--- EXERCISE TEXT Enclosed Below ---
Pathways bring dramatic clinical results
Pathways bring dramatic clinical results
CM department reduces costs, gains recognition
Physicians with Good Samaritan Health System in Kearney, NE, failed to see the need for clinical pathways until the system’s director of care management proved they work. Now, physicians not only accept clinical pathways; they’re asking her to create more.
"The department is relatively new. We started talking to physicians about pathways, and their response was very negative," says Leigh Bertholf, MS, RN, director of care management. "But we decided to make a commitment to show the clinical value of pathways and their ability to lower costs and length of stay."
Good Samaritan’s first two pathways were for acute hip and knee replacement. The 10-member pathway team adapted the Clinical Value Com pass, developed by Eugene Nelson, DSc, of Dartmouth University, to create its reporting profile for evaluating clinical pathways. "This was a crucial step in developing and promoting the pathways," says Bertholf. "You have to know what you want to report and what is of value and keep those things in mind as you develop your pathways. That data is the key to measuring pathway success."
Outcomes in the pathway profile include:
• number of cases by gender;
• average age of patients;
• average length of stay before and at end of reporting period;
• disposition of patients (home without home care, home with home care, subacute facility, other skilled facility) before and at end of reporting period;
• patient satisfaction;
• blood transaction summary;
• average procedure cost, prepathway and postpathway;
• average total charges, prepathway and postpathway;
• average distance ambulated on days two and three in patients discharged to home;
• average distance ambulated on days two and three in patients discharged to a skilled facility.
Education effort launched
Good Samaritan launched an education effort to explain the pathways to providers and patients. The team produced a video for each pathway to include in each patient’s education packet. The video describes the patient’s care from preadmission through hospital stay and skilled home care.
Team members visited rural skilled facilities to educate system providers on the pathways. To encourage participation, providers were offered free continuing education credit for attending the training sessions. "We did a lot of work to foster a relationship with our outlying providers," Bertholf says. "Our referral area includes a 200-mile radius between Lincoln, Nebraska, and Denver, Colorado. Many of our physicians were uncomfortable sending patients out to local rural areas for care. They didn’t want to send very ill patients to unprepared providers." In addition, a team physical therapist visited each rural site to assess the physical therapy capabilities at outlying facilities.
--- End of Enclosed EXERCISE TEXT ---
ACTIVITY LIST ->
(1) Copy the passage of the clinical pathways article word for word, starting with "Team members visited" and going on through "at outlying facilities.".
(2) Continue the article on Good Samaritan's clinical pathways from where it stops.
--- EXTRACTED MATERIAL Enclosed Below ---
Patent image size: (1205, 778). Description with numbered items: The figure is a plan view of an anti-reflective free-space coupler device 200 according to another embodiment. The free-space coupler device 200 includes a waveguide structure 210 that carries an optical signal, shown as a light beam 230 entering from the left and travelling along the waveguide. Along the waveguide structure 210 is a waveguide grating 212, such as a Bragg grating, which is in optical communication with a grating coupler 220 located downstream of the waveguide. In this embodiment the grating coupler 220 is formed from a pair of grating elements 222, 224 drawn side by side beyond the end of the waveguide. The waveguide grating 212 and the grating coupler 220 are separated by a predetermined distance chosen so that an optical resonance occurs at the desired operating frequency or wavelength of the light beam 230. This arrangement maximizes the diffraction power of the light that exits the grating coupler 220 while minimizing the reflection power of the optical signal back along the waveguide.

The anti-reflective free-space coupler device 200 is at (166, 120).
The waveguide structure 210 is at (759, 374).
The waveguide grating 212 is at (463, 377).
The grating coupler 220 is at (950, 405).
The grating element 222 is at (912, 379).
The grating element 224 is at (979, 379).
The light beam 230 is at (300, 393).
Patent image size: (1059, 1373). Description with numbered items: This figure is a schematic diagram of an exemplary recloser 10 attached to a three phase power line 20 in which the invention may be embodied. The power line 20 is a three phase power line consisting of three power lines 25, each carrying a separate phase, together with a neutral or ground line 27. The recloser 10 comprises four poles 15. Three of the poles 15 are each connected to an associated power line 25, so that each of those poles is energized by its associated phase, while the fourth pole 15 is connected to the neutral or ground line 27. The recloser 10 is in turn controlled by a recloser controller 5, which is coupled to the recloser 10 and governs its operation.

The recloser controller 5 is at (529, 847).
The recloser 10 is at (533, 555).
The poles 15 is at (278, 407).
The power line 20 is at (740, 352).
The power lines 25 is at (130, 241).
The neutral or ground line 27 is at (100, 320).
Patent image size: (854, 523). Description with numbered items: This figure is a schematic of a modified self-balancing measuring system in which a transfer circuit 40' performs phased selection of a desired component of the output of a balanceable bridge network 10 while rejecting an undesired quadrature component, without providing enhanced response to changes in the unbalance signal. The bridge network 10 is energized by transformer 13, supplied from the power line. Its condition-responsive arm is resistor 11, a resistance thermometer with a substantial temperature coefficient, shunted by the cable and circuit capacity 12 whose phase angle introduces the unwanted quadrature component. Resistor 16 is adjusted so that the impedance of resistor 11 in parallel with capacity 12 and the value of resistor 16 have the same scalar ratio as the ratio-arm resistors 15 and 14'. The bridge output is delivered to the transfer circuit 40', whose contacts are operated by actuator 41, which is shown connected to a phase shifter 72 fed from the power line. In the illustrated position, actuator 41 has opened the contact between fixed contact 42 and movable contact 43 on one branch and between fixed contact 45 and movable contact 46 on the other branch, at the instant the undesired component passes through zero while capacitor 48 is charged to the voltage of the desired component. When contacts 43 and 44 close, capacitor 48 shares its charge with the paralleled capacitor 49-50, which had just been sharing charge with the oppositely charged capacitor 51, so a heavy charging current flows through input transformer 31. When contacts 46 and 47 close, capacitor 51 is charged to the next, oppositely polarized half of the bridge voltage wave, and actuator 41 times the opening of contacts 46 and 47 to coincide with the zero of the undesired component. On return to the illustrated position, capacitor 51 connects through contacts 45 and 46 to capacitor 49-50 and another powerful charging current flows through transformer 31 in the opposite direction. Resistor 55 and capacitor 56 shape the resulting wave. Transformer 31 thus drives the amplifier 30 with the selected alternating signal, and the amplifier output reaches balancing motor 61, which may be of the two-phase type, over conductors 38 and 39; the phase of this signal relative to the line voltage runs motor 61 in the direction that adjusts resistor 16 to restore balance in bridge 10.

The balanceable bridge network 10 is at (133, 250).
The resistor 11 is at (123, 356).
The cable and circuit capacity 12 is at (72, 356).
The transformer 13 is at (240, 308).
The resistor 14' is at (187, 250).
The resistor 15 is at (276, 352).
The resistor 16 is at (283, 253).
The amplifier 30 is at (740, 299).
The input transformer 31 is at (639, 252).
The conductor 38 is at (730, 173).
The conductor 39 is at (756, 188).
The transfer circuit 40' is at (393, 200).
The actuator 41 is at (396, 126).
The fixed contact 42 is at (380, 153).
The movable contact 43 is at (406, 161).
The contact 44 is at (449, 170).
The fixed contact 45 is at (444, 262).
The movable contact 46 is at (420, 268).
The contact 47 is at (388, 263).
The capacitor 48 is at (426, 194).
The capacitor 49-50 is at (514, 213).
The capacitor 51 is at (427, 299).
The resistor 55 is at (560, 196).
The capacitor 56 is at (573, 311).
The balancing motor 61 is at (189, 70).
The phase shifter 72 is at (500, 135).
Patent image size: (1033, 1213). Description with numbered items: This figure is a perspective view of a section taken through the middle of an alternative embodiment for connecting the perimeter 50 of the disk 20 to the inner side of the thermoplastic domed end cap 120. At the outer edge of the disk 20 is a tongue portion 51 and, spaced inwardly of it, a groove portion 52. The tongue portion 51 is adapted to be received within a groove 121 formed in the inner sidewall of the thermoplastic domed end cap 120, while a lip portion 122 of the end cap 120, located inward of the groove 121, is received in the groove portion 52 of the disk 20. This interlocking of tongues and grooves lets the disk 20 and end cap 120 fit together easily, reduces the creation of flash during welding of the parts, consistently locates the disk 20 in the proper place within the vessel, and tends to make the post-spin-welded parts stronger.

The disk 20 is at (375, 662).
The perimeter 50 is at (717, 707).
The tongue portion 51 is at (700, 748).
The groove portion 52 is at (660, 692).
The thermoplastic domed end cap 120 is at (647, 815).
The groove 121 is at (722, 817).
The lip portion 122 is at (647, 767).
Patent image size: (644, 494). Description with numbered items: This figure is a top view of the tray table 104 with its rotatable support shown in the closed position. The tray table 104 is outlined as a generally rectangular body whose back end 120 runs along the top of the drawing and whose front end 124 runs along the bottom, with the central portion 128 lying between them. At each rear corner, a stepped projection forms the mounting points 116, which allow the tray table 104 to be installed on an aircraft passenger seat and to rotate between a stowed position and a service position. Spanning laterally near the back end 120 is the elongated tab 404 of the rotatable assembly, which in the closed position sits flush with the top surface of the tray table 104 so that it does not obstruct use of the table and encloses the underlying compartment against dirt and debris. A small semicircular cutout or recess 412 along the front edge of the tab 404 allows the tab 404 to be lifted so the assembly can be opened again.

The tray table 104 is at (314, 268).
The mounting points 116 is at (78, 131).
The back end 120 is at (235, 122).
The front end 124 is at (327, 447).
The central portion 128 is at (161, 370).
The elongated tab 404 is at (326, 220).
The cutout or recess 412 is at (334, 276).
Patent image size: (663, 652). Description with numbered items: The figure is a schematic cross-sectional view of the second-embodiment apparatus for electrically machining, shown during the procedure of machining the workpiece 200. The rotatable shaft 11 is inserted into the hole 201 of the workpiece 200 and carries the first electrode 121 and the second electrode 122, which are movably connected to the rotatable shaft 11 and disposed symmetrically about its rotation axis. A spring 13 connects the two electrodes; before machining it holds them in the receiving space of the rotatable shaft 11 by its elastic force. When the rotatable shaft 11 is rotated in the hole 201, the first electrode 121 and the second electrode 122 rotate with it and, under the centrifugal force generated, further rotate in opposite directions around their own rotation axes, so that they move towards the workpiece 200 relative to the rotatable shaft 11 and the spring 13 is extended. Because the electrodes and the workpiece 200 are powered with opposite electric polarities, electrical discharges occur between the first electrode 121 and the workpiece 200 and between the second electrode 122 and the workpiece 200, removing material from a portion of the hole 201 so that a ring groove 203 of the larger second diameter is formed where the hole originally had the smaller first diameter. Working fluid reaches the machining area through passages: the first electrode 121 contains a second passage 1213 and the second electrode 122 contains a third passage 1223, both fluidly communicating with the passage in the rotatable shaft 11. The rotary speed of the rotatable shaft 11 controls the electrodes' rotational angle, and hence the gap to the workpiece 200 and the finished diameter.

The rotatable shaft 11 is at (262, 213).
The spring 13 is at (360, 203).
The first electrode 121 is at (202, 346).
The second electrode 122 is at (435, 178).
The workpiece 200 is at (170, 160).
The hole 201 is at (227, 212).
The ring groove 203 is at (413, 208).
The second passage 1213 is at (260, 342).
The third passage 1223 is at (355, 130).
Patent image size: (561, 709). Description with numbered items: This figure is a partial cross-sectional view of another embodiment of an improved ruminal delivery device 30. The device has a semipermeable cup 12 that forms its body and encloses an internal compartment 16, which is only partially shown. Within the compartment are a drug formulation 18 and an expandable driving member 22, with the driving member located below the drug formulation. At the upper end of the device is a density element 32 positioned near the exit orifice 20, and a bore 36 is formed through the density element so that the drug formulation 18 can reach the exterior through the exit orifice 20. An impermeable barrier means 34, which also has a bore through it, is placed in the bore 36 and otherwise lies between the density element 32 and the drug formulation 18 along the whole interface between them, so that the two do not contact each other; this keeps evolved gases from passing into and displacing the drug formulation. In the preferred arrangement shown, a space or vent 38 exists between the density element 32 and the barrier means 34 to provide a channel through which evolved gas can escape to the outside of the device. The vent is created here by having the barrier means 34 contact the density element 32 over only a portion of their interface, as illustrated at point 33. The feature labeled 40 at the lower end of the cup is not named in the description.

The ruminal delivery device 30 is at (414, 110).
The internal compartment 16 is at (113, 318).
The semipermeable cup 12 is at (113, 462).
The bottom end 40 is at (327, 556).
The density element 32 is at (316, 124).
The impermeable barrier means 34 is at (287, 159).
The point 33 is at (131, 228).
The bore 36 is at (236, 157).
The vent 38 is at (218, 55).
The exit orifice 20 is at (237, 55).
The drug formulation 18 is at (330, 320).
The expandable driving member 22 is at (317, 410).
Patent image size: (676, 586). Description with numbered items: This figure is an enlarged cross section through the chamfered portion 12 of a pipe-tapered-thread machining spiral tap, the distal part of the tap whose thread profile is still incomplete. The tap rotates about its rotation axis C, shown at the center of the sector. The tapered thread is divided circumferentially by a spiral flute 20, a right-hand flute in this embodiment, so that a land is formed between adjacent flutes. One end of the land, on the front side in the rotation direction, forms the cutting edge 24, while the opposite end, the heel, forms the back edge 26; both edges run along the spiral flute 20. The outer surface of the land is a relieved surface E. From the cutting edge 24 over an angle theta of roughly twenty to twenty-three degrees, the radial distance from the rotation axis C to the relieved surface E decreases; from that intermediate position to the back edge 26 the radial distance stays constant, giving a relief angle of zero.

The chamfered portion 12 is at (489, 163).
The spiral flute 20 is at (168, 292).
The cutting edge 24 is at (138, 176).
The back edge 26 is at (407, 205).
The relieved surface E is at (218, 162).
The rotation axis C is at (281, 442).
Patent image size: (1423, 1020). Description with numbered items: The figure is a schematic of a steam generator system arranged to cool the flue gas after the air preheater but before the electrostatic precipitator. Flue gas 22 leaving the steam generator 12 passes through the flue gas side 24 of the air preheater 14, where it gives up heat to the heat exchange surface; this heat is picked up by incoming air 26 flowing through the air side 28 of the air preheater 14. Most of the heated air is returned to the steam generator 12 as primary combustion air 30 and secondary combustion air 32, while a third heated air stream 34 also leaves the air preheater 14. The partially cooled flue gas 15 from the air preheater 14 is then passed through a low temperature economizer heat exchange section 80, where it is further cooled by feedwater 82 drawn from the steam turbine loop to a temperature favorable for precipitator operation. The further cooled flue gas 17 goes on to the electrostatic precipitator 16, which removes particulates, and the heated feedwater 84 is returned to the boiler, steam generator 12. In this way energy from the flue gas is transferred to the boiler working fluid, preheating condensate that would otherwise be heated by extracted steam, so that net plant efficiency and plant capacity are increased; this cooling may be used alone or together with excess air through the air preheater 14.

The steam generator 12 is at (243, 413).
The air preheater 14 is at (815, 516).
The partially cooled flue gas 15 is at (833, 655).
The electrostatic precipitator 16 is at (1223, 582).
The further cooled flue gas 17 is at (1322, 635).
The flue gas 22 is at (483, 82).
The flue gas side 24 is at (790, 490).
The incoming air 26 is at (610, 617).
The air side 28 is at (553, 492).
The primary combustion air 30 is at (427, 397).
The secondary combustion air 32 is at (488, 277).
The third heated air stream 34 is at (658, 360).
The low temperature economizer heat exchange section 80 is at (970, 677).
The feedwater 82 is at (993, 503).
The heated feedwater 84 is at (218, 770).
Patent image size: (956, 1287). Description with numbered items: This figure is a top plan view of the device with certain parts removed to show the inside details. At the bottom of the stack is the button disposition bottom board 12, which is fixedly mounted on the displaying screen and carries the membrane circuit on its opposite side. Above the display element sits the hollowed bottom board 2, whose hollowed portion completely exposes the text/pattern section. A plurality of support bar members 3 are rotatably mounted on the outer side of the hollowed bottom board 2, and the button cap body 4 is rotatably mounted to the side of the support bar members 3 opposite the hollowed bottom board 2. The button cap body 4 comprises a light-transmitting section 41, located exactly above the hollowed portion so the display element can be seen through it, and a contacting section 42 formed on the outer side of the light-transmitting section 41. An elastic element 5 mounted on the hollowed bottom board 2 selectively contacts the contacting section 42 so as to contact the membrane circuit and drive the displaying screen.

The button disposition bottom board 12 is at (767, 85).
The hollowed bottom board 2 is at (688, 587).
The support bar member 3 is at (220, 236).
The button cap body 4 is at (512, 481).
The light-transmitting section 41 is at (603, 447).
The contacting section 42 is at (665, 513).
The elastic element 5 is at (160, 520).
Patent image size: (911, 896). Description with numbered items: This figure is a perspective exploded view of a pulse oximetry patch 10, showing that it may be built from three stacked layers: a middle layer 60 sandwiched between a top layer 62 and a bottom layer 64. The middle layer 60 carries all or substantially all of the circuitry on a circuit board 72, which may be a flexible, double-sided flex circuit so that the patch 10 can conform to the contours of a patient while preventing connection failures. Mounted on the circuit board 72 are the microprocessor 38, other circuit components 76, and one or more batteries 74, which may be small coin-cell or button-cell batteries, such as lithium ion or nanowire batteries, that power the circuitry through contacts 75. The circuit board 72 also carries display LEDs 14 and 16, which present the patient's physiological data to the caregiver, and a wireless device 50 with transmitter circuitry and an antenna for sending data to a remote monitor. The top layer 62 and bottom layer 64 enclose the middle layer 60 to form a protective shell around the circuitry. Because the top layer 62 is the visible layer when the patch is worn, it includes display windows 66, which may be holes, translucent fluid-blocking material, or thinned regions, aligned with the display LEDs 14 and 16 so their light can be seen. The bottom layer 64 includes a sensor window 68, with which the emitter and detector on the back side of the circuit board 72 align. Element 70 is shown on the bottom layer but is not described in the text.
--- End of Enclosed EXTRACTED MATERIAL ---
ANSWERS IN ORDER ->
(1)
Team members visited rural skilled facilities to educate system providers on the pathways. To encourage participation, providers were offered free continuing education credit for attending the training sessions. "We did a lot of work to foster a relationship with our outlying providers," Bertholf says. "Our referral area includes a 200-mile radius between Lincoln, Nebraska, and Denver, Colorado. Many of our physicians were uncomfortable sending patients out to local rural areas for care. They didn’t want to send very ill patients to unprepared providers." In addition, a team physical therapist visited each rural site to assess the physical therapy capabilities at outlying facilities.

(2)
"Nearly 46% of patients weren’t ambulating according to pathway goals, and 26% were experiencing pain and nausea," she says. "We found that there was almost a perfect correlation between patients who didn’t meet ambulatory goals and Demerol use. We didn’t tell physicians to stop prescribing Demerol, we just showed them the data," Bertholf says, adding that Good Samaritan now uses morphine by pump for pain control in knee patients. "We’ve almost entirely eliminated the use of Demerol for pain. Patients don’t experience any delays due to pain, and they walk earlier. I also think our nurses are more aggressive about calling physicians for changes in pain medication if patients are uncomfortable. The pathways identified the relationship between pain and ambulation, and now nurses are much more proactive."
In the first reporting period for the knee pathway, the average total cost per patient dropped by almost $2,000. In addition, average length of stay dropped eight days and patients ambulated earlier.
Improved pain control also helped raise patient satisfaction rates. "If I’m not in pain, I’m going to be happier," she says. "Patient satisfaction increased dramatically — nearly 10%."
Another major shift in standard practice resulting from the pathways was a dramatic reduction in blood usage. "We were wasting blood," Bertholf says. However, "our last blood use scoring showed we’ve dropped below blood bank guidelines since implementing the pathways," she notes.
One of the most gratifying rewards for the pathway team has been physician buy-in. "Six months before the pathways were implemented, physicians were trying to pass referendums to bar pathway use in the system," she says. "Now, we have physicians calling us and asking whether we can develop a pathway for a specific condition."
She attributes physician buy-in largely to the pathway team’s efforts to avoid creating an adversarial relationship with system physicians. "Phy sicians have to write an order for pathways here. The pathways are not automatically applied," she says. "I think if you look at physician motivation, you realize that physicians only want to do the right thing for their patients. We kept pathway use optional, but by measuring and reporting the effectiveness of the pathways, we now have 99% physician compliance."
In addition, Bertholf has gained the respect of system executives. "I’m on the agenda of the leadership council and given 45 minutes to present the results of the pathways. To reduce skepticism and increase acceptance of the pathways, I document the source for each data element reported on the pathway profiles. I’ve gained a lot of recognition for the work of this department from the system’s leadership."